━━ Recorded data ━━
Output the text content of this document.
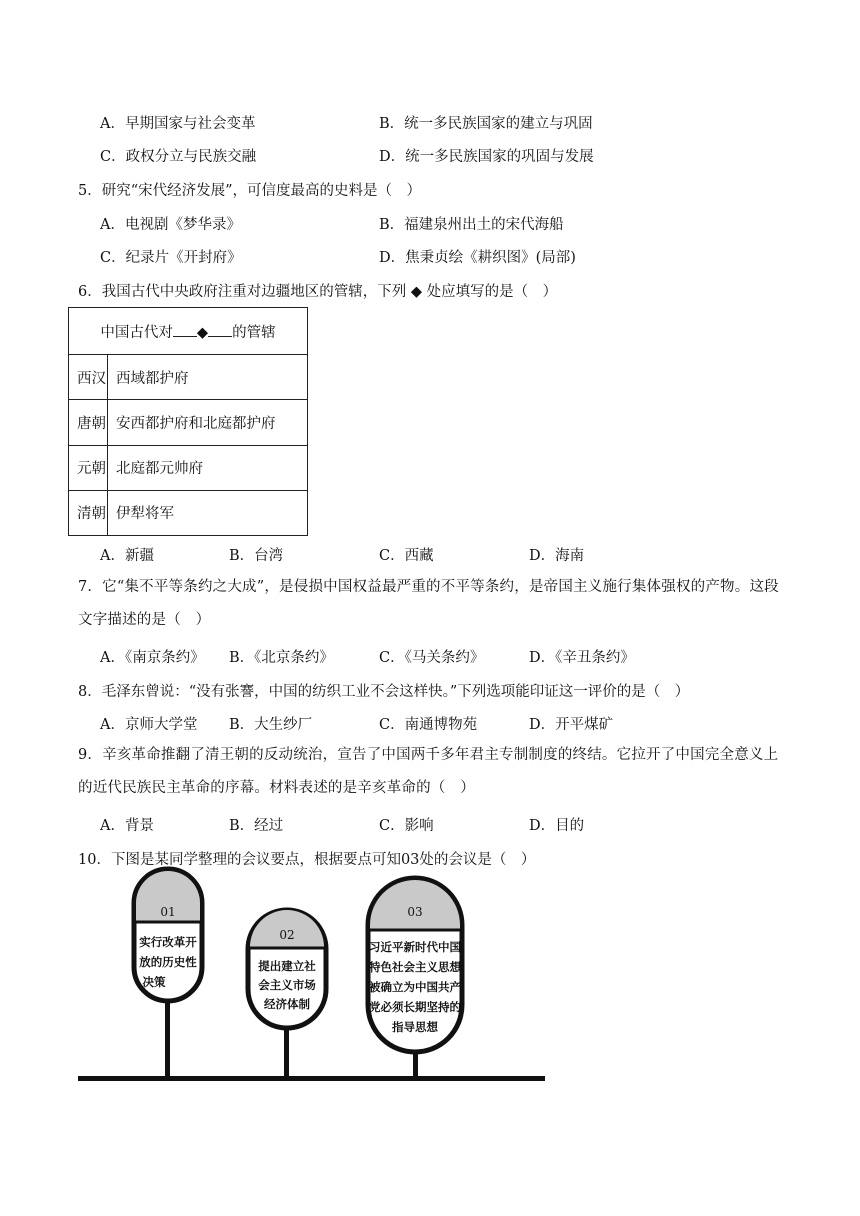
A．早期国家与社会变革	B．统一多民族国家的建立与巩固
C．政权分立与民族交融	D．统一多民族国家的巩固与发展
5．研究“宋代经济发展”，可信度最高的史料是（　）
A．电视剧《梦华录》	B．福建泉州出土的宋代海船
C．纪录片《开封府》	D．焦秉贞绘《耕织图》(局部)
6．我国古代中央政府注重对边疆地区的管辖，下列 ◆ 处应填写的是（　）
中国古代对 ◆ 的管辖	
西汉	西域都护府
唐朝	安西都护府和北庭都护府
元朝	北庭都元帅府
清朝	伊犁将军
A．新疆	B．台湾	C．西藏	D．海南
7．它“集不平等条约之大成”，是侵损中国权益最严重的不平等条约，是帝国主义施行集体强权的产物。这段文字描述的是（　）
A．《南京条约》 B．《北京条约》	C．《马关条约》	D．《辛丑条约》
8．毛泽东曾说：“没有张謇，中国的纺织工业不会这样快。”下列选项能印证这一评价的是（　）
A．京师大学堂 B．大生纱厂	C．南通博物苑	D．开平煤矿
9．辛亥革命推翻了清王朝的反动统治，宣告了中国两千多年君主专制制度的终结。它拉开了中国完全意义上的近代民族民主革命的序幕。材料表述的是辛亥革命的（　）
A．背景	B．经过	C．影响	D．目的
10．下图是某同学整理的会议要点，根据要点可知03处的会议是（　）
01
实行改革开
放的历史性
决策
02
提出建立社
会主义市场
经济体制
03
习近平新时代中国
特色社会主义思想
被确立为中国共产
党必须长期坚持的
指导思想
━━━
Write out all the entries exactly, except for the pictures.

Output the text content of this document.
A．早期国家与社会变革	B．统一多民族国家的建立与巩固
C．政权分立与民族交融	D．统一多民族国家的巩固与发展
5．研究“宋代经济发展”，可信度最高的史料是（　）
A．电视剧《梦华录》	B．福建泉州出土的宋代海船
C．纪录片《开封府》	D．焦秉贞绘《耕织图》(局部)
6．我国古代中央政府注重对边疆地区的管辖，下列 ◆ 处应填写的是（　）
中国古代对 ◆ 的管辖	
西汉	西域都护府
唐朝	安西都护府和北庭都护府
元朝	北庭都元帅府
清朝	伊犁将军
A．新疆	B．台湾	C．西藏	D．海南
7．它“集不平等条约之大成”，是侵损中国权益最严重的不平等条约，是帝国主义施行集体强权的产物。这段文字描述的是（　）
A．《南京条约》 B．《北京条约》	C．《马关条约》	D．《辛丑条约》
8．毛泽东曾说：“没有张謇，中国的纺织工业不会这样快。”下列选项能印证这一评价的是（　）
A．京师大学堂 B．大生纱厂	C．南通博物苑	D．开平煤矿
9．辛亥革命推翻了清王朝的反动统治，宣告了中国两千多年君主专制制度的终结。它拉开了中国完全意义上的近代民族民主革命的序幕。材料表述的是辛亥革命的（　）
A．背景	B．经过	C．影响	D．目的
10．下图是某同学整理的会议要点，根据要点可知03处的会议是（　）
01
实行改革开
放的历史性
决策
02
提出建立社
会主义市场
经济体制
03
习近平新时代中国
特色社会主义思想
被确立为中国共产
党必须长期坚持的
指导思想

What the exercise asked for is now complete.